#### Material shown ####
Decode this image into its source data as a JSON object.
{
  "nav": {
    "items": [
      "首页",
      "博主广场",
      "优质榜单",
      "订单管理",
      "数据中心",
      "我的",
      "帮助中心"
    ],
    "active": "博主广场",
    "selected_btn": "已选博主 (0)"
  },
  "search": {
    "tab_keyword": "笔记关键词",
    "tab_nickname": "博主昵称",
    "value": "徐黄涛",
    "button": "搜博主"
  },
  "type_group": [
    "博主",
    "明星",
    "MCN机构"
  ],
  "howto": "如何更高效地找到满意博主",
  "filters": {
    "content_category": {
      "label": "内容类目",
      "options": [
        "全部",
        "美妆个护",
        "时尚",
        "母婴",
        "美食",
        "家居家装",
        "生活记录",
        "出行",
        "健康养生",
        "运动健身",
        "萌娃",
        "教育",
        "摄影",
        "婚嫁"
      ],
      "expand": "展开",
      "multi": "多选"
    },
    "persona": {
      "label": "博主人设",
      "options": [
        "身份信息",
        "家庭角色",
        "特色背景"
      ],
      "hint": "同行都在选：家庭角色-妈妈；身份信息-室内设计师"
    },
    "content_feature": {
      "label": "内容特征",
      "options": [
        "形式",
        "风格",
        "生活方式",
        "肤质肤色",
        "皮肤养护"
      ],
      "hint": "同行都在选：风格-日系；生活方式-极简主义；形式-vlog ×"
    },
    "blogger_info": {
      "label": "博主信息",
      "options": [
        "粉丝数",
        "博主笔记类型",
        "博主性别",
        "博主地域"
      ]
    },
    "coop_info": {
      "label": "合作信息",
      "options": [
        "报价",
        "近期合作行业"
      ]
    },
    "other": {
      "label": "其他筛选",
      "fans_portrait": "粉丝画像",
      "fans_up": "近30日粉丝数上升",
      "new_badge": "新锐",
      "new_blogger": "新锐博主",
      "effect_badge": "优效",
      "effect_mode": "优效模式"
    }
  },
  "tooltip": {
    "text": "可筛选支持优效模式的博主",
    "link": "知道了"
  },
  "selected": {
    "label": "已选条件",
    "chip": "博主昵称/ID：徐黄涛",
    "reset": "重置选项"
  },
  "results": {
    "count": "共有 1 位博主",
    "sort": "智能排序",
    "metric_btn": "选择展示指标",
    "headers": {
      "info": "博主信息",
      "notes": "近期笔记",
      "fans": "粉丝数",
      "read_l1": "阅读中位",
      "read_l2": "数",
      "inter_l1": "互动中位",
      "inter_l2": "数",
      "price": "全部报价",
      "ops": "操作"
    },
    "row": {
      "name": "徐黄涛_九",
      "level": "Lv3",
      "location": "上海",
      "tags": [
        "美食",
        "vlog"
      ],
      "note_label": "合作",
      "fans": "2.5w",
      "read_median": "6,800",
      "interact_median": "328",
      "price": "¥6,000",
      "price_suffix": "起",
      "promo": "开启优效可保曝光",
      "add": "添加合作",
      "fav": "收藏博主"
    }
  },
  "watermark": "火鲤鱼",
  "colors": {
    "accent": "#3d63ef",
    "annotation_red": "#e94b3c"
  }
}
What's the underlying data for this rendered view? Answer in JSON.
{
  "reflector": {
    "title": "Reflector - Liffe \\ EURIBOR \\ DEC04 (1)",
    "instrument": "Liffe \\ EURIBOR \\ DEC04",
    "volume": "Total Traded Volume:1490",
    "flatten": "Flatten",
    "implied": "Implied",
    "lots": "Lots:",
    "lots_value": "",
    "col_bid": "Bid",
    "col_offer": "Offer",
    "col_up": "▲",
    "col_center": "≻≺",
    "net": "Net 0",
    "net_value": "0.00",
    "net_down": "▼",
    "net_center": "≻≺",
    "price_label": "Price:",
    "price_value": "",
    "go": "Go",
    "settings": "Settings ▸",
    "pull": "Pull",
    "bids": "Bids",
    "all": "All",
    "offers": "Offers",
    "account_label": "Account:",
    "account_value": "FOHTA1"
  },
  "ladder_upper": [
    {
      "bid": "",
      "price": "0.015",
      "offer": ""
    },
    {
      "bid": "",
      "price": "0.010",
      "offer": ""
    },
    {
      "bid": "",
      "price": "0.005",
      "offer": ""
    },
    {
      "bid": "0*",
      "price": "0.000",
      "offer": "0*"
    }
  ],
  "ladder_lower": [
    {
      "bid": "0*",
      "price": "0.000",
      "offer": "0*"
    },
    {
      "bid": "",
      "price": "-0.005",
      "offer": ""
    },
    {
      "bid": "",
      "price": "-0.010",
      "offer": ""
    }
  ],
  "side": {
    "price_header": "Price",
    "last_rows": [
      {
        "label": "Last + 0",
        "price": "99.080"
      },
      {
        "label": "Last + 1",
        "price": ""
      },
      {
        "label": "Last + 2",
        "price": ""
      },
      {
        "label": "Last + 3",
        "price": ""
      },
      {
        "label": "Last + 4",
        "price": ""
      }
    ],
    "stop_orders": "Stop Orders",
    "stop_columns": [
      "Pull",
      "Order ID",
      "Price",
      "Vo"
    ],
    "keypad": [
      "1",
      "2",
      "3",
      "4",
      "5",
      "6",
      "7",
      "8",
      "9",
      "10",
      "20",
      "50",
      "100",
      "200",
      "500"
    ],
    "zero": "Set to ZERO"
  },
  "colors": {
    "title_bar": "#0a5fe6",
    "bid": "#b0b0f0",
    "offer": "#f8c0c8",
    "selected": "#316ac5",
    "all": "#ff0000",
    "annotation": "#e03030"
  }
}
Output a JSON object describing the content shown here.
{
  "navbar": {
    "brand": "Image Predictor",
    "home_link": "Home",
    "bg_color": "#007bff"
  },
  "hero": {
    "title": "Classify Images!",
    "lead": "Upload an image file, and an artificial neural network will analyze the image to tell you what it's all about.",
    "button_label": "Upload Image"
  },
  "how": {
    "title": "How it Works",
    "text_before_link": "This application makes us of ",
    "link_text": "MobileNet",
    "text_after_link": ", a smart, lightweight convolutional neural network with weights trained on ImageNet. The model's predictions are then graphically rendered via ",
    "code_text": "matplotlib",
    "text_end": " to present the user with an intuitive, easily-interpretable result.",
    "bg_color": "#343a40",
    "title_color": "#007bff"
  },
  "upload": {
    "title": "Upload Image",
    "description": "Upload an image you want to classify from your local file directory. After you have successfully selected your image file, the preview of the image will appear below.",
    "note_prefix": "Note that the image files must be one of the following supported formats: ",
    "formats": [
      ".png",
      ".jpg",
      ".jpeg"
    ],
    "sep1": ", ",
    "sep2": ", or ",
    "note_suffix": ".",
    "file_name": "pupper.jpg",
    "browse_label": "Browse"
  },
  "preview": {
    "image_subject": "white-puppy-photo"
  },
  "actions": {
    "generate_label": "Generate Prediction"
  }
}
####
• **Your goal**
Give a word-for-word copy of the records.

• **Right answer**
Decode this image into its source data as a JSON object.
{
  "nav": {
    "items": [
      "首页",
      "博主广场",
      "优质榜单",
      "订单管理",
      "数据中心",
      "我的",
      "帮助中心"
    ],
    "active": "博主广场",
    "selected_btn": "已选博主 (0)"
  },
  "search": {
    "tab_keyword": "笔记关键词",
    "tab_nickname": "博主昵称",
    "value": "徐黄涛",
    "button": "搜博主"
  },
  "type_group": [
    "博主",
    "明星",
    "MCN机构"
  ],
  "howto": "如何更高效地找到满意博主",
  "filters": {
    "content_category": {
      "label": "内容类目",
      "options": [
        "全部",
        "美妆个护",
        "时尚",
        "母婴",
        "美食",
        "家居家装",
        "生活记录",
        "出行",
        "健康养生",
        "运动健身",
        "萌娃",
        "教育",
        "摄影",
        "婚嫁"
      ],
      "expand": "展开",
      "multi": "多选"
    },
    "persona": {
      "label": "博主人设",
      "options": [
        "身份信息",
        "家庭角色",
        "特色背景"
      ],
      "hint": "同行都在选：家庭角色-妈妈；身份信息-室内设计师"
    },
    "content_feature": {
      "label": "内容特征",
      "options": [
        "形式",
        "风格",
        "生活方式",
        "肤质肤色",
        "皮肤养护"
      ],
      "hint": "同行都在选：风格-日系；生活方式-极简主义；形式-vlog ×"
    },
    "blogger_info": {
      "label": "博主信息",
      "options": [
        "粉丝数",
        "博主笔记类型",
        "博主性别",
        "博主地域"
      ]
    },
    "coop_info": {
      "label": "合作信息",
      "options": [
        "报价",
        "近期合作行业"
      ]
    },
    "other": {
      "label": "其他筛选",
      "fans_portrait": "粉丝画像",
      "fans_up": "近30日粉丝数上升",
      "new_badge": "新锐",
      "new_blogger": "新锐博主",
      "effect_badge": "优效",
      "effect_mode": "优效模式"
    }
  },
  "tooltip": {
    "text": "可筛选支持优效模式的博主",
    "link": "知道了"
  },
  "selected": {
    "label": "已选条件",
    "chip": "博主昵称/ID：徐黄涛",
    "reset": "重置选项"
  },
  "results": {
    "count": "共有 1 位博主",
    "sort": "智能排序",
    "metric_btn": "选择展示指标",
    "headers": {
      "info": "博主信息",
      "notes": "近期笔记",
      "fans": "粉丝数",
      "read_l1": "阅读中位",
      "read_l2": "数",
      "inter_l1": "互动中位",
      "inter_l2": "数",
      "price": "全部报价",
      "ops": "操作"
    },
    "row": {
      "name": "徐黄涛_九",
      "level": "Lv3",
      "location": "上海",
      "tags": [
        "美食",
        "vlog"
      ],
      "note_label": "合作",
      "fans": "2.5w",
      "read_median": "6,800",
      "interact_median": "328",
      "price": "¥6,000",
      "price_suffix": "起",
      "promo": "开启优效可保曝光",
      "add": "添加合作",
      "fav": "收藏博主"
    }
  },
  "watermark": "火鲤鱼",
  "colors": {
    "accent": "#3d63ef",
    "annotation_red": "#e94b3c"
  }
}
What's the underlying data for this rendered view? Answer in JSON.
{
  "reflector": {
    "title": "Reflector - Liffe \\ EURIBOR \\ DEC04 (1)",
    "instrument": "Liffe \\ EURIBOR \\ DEC04",
    "volume": "Total Traded Volume:1490",
    "flatten": "Flatten",
    "implied": "Implied",
    "lots": "Lots:",
    "lots_value": "",
    "col_bid": "Bid",
    "col_offer": "Offer",
    "col_up": "▲",
    "col_center": "≻≺",
    "net": "Net 0",
    "net_value": "0.00",
    "net_down": "▼",
    "net_center": "≻≺",
    "price_label": "Price:",
    "price_value": "",
    "go": "Go",
    "settings": "Settings ▸",
    "pull": "Pull",
    "bids": "Bids",
    "all": "All",
    "offers": "Offers",
    "account_label": "Account:",
    "account_value": "FOHTA1"
  },
  "ladder_upper": [
    {
      "bid": "",
      "price": "0.015",
      "offer": ""
    },
    {
      "bid": "",
      "price": "0.010",
      "offer": ""
    },
    {
      "bid": "",
      "price": "0.005",
      "offer": ""
    },
    {
      "bid": "0*",
      "price": "0.000",
      "offer": "0*"
    }
  ],
  "ladder_lower": [
    {
      "bid": "0*",
      "price": "0.000",
      "offer": "0*"
    },
    {
      "bid": "",
      "price": "-0.005",
      "offer": ""
    },
    {
      "bid": "",
      "price": "-0.010",
      "offer": ""
    }
  ],
  "side": {
    "price_header": "Price",
    "last_rows": [
      {
        "label": "Last + 0",
        "price": "99.080"
      },
      {
        "label": "Last + 1",
        "price": ""
      },
      {
        "label": "Last + 2",
        "price": ""
      },
      {
        "label": "Last + 3",
        "price": ""
      },
      {
        "label": "Last + 4",
        "price": ""
      }
    ],
    "stop_orders": "Stop Orders",
    "stop_columns": [
      "Pull",
      "Order ID",
      "Price",
      "Vo"
    ],
    "keypad": [
      "1",
      "2",
      "3",
      "4",
      "5",
      "6",
      "7",
      "8",
      "9",
      "10",
      "20",
      "50",
      "100",
      "200",
      "500"
    ],
    "zero": "Set to ZERO"
  },
  "colors": {
    "title_bar": "#0a5fe6",
    "bid": "#b0b0f0",
    "offer": "#f8c0c8",
    "selected": "#316ac5",
    "all": "#ff0000",
    "annotation": "#e03030"
  }
}
Output a JSON object describing the content shown here.
{
  "navbar": {
    "brand": "Image Predictor",
    "home_link": "Home",
    "bg_color": "#007bff"
  },
  "hero": {
    "title": "Classify Images!",
    "lead": "Upload an image file, and an artificial neural network will analyze the image to tell you what it's all about.",
    "button_label": "Upload Image"
  },
  "how": {
    "title": "How it Works",
    "text_before_link": "This application makes us of ",
    "link_text": "MobileNet",
    "text_after_link": ", a smart, lightweight convolutional neural network with weights trained on ImageNet. The model's predictions are then graphically rendered via ",
    "code_text": "matplotlib",
    "text_end": " to present the user with an intuitive, easily-interpretable result.",
    "bg_color": "#343a40",
    "title_color": "#007bff"
  },
  "upload": {
    "title": "Upload Image",
    "description": "Upload an image you want to classify from your local file directory. After you have successfully selected your image file, the preview of the image will appear below.",
    "note_prefix": "Note that the image files must be one of the following supported formats: ",
    "formats": [
      ".png",
      ".jpg",
      ".jpeg"
    ],
    "sep1": ", ",
    "sep2": ", or ",
    "note_suffix": ".",
    "file_name": "pupper.jpg",
    "browse_label": "Browse"
  },
  "preview": {
    "image_subject": "white-puppy-photo"
  },
  "actions": {
    "generate_label": "Generate Prediction"
  }
}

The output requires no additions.